Problem details: Go through the data below. List every line that holds the word "JSON".

## START

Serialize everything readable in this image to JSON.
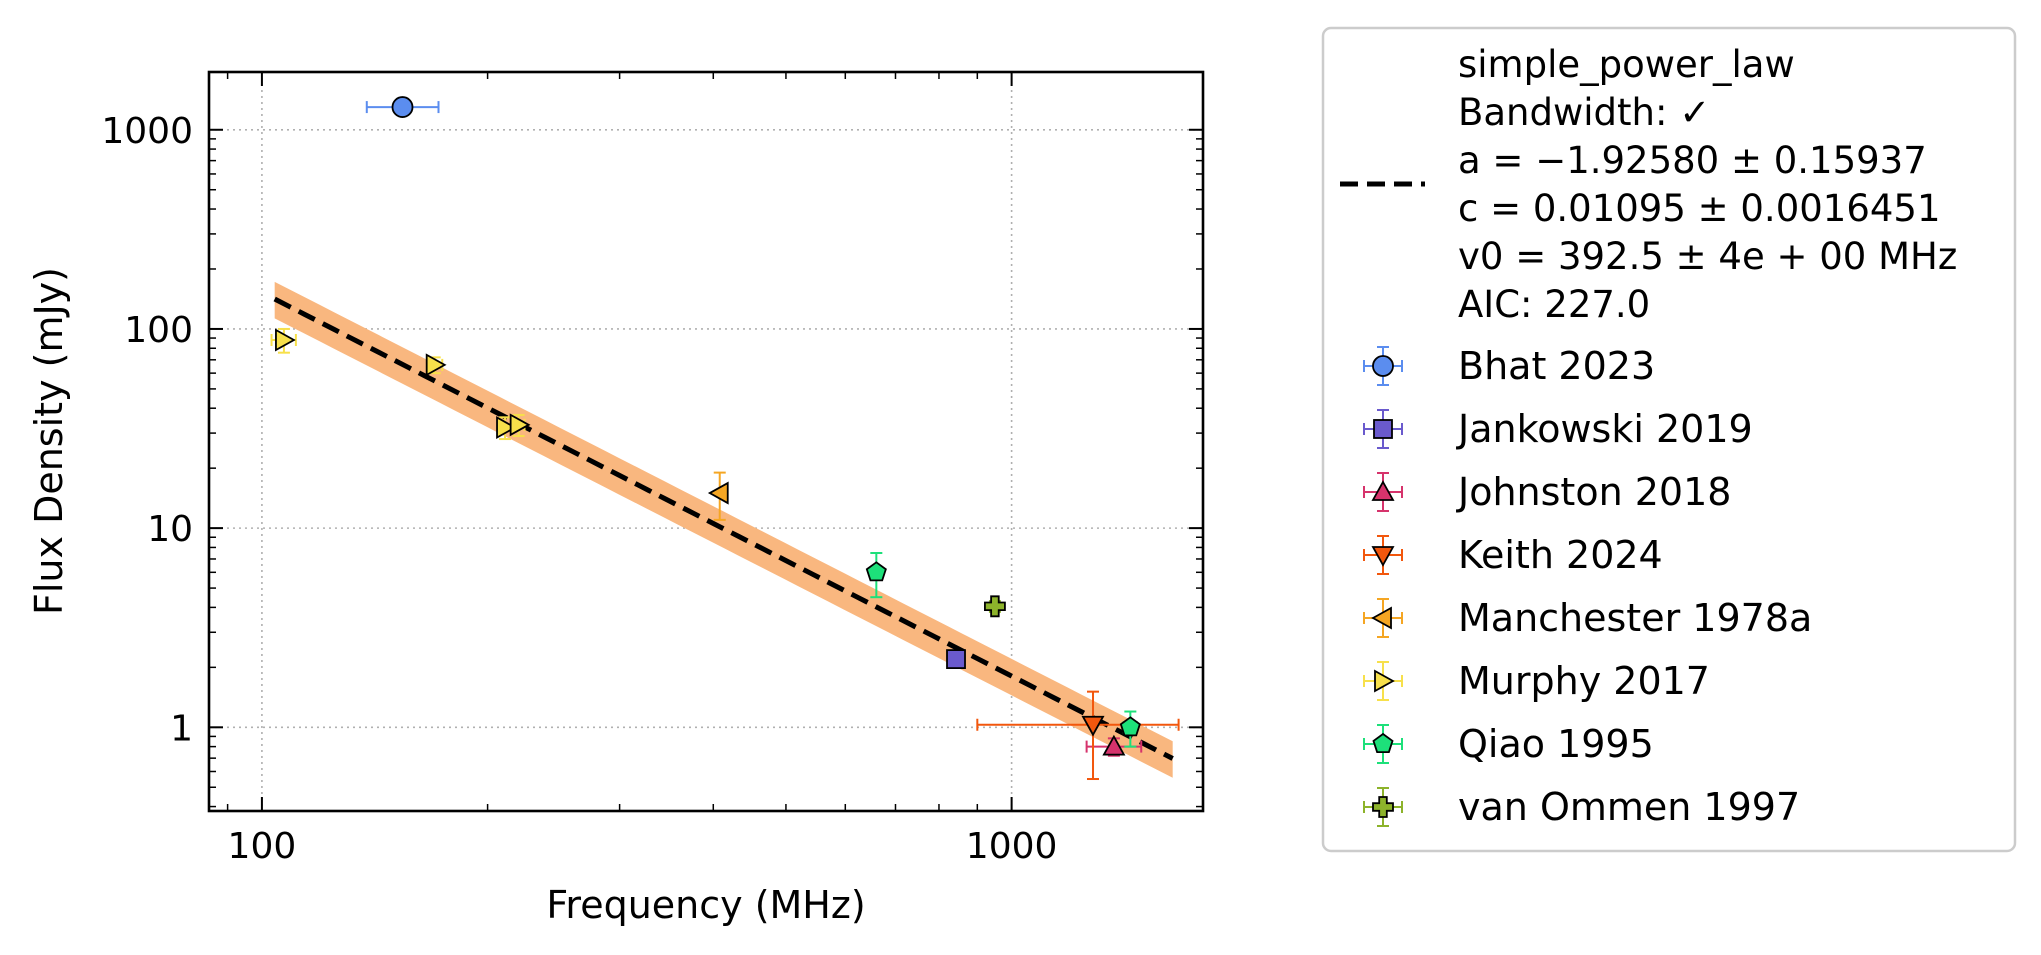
{
  "chart_data": {
    "type": "scatter",
    "xlabel": "Frequency (MHz)",
    "ylabel": "Flux Density (mJy)",
    "xscale": "log",
    "yscale": "log",
    "xlim": [
      85,
      1800
    ],
    "ylim": [
      0.38,
      1950
    ],
    "grid": true,
    "legend_position": "outside-right",
    "x_ticks": [
      {
        "value": 100,
        "label": "100"
      },
      {
        "value": 1000,
        "label": "1000"
      }
    ],
    "y_ticks": [
      {
        "value": 1,
        "label": "1"
      },
      {
        "value": 10,
        "label": "10"
      },
      {
        "value": 100,
        "label": "100"
      },
      {
        "value": 1000,
        "label": "1000"
      }
    ],
    "fit": {
      "name": "simple_power_law",
      "label_lines": [
        "simple_power_law",
        "Bandwidth: ✓",
        "a = −1.92580 ± 0.15937",
        "c = 0.01095 ± 0.0016451",
        "v0 = 392.5 ± 4e + 00 MHz",
        "AIC: 227.0"
      ],
      "a": -1.9258,
      "c": 0.01095,
      "v0": 392.5,
      "band_factor_low": 0.8,
      "band_factor_high": 1.22,
      "x_range": [
        104,
        1640
      ],
      "line_color": "#000000",
      "band_color": "#f9b77f"
    },
    "series": [
      {
        "name": "Bhat 2023",
        "marker": "circle",
        "color": "#5b8def",
        "edge": "#000000",
        "points": [
          {
            "x": 154,
            "y": 1300,
            "xerr": [
              16,
              18
            ],
            "yerr": [
              0,
              0
            ]
          }
        ]
      },
      {
        "name": "Jankowski 2019",
        "marker": "square",
        "color": "#6a5acd",
        "edge": "#000000",
        "points": [
          {
            "x": 843,
            "y": 2.2,
            "xerr": [
              0,
              0
            ],
            "yerr": [
              0.2,
              0.2
            ]
          }
        ]
      },
      {
        "name": "Johnston 2018",
        "marker": "triangle-up",
        "color": "#d6336c",
        "edge": "#000000",
        "points": [
          {
            "x": 1369,
            "y": 0.8,
            "xerr": [
              110,
              120
            ],
            "yerr": [
              0.08,
              0.08
            ]
          }
        ]
      },
      {
        "name": "Keith 2024",
        "marker": "triangle-down",
        "color": "#f2570d",
        "edge": "#000000",
        "points": [
          {
            "x": 1284,
            "y": 1.03,
            "xerr": [
              384,
              386
            ],
            "yerr": [
              0.48,
              0.48
            ]
          }
        ]
      },
      {
        "name": "Manchester 1978a",
        "marker": "triangle-left",
        "color": "#f5a623",
        "edge": "#000000",
        "points": [
          {
            "x": 408,
            "y": 15,
            "xerr": [
              0,
              0
            ],
            "yerr": [
              4,
              4
            ]
          }
        ]
      },
      {
        "name": "Murphy 2017",
        "marker": "triangle-right",
        "color": "#f7e04b",
        "edge": "#000000",
        "points": [
          {
            "x": 107,
            "y": 88,
            "xerr": [
              4,
              4
            ],
            "yerr": [
              12,
              12
            ]
          },
          {
            "x": 170,
            "y": 66,
            "xerr": [
              4,
              4
            ],
            "yerr": [
              6,
              6
            ]
          },
          {
            "x": 211,
            "y": 32,
            "xerr": [
              4,
              4
            ],
            "yerr": [
              4,
              4
            ]
          },
          {
            "x": 220,
            "y": 33,
            "xerr": [
              4,
              4
            ],
            "yerr": [
              4,
              4
            ]
          }
        ]
      },
      {
        "name": "Qiao 1995",
        "marker": "pentagon",
        "color": "#1de07a",
        "edge": "#000000",
        "points": [
          {
            "x": 660,
            "y": 6,
            "xerr": [
              0,
              0
            ],
            "yerr": [
              1.5,
              1.5
            ]
          },
          {
            "x": 1440,
            "y": 1.0,
            "xerr": [
              30,
              30
            ],
            "yerr": [
              0.2,
              0.2
            ]
          }
        ]
      },
      {
        "name": "van Ommen 1997",
        "marker": "plus",
        "color": "#8db32b",
        "edge": "#000000",
        "points": [
          {
            "x": 950,
            "y": 4.05,
            "xerr": [
              0,
              0
            ],
            "yerr": [
              0.25,
              0.25
            ]
          }
        ]
      }
    ]
  }
}
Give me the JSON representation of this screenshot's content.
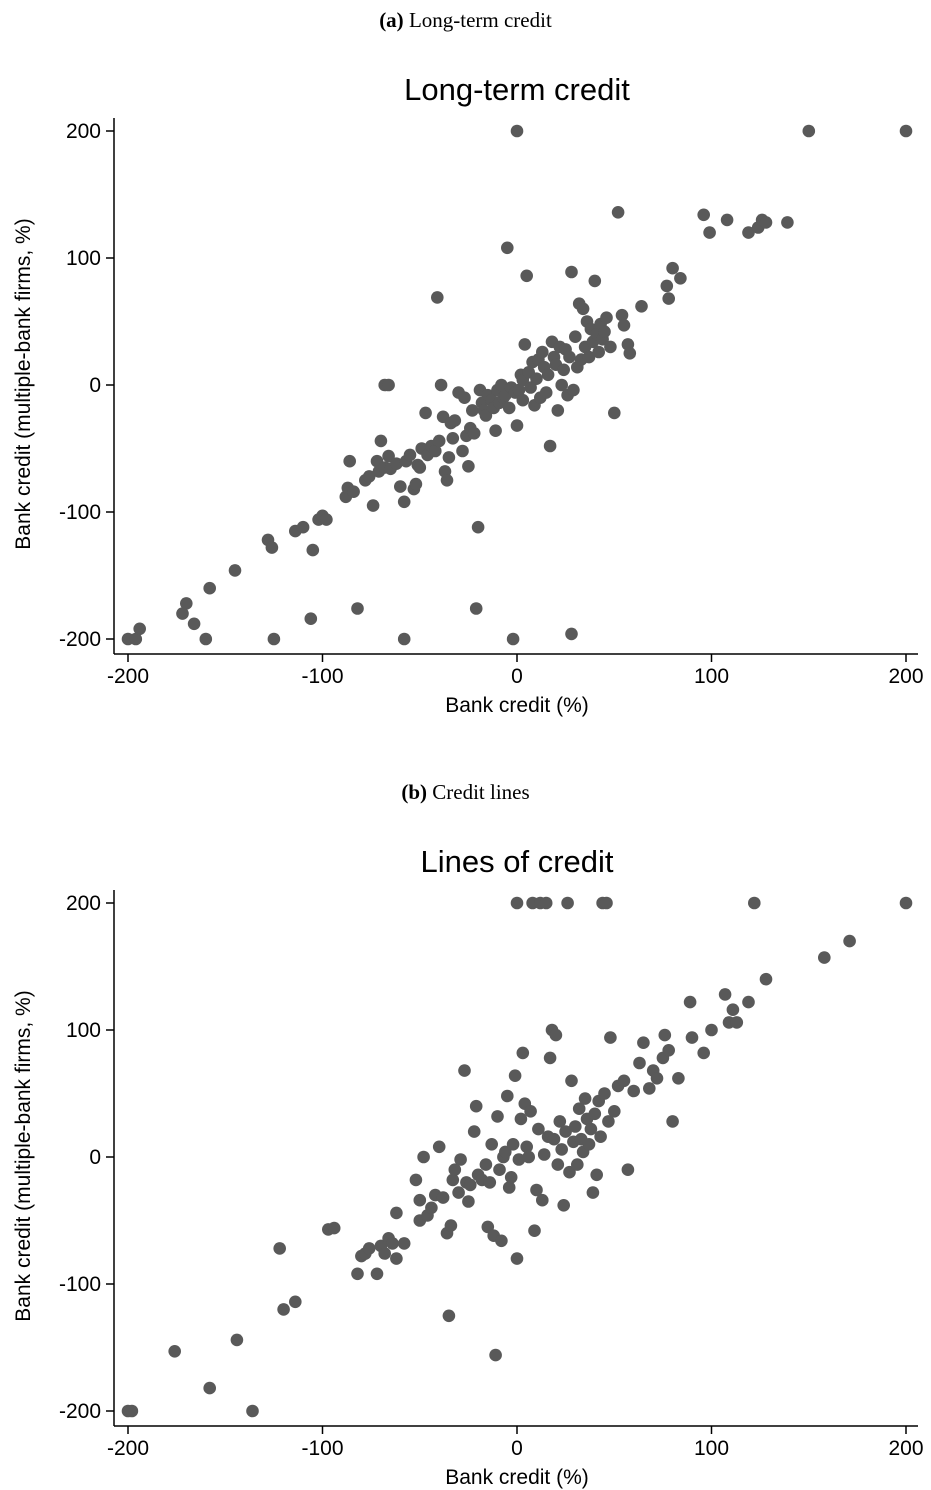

## END

Response:
Serialize everything readable in this image to JSON.
Give me the JSON representation of this screenshot's content.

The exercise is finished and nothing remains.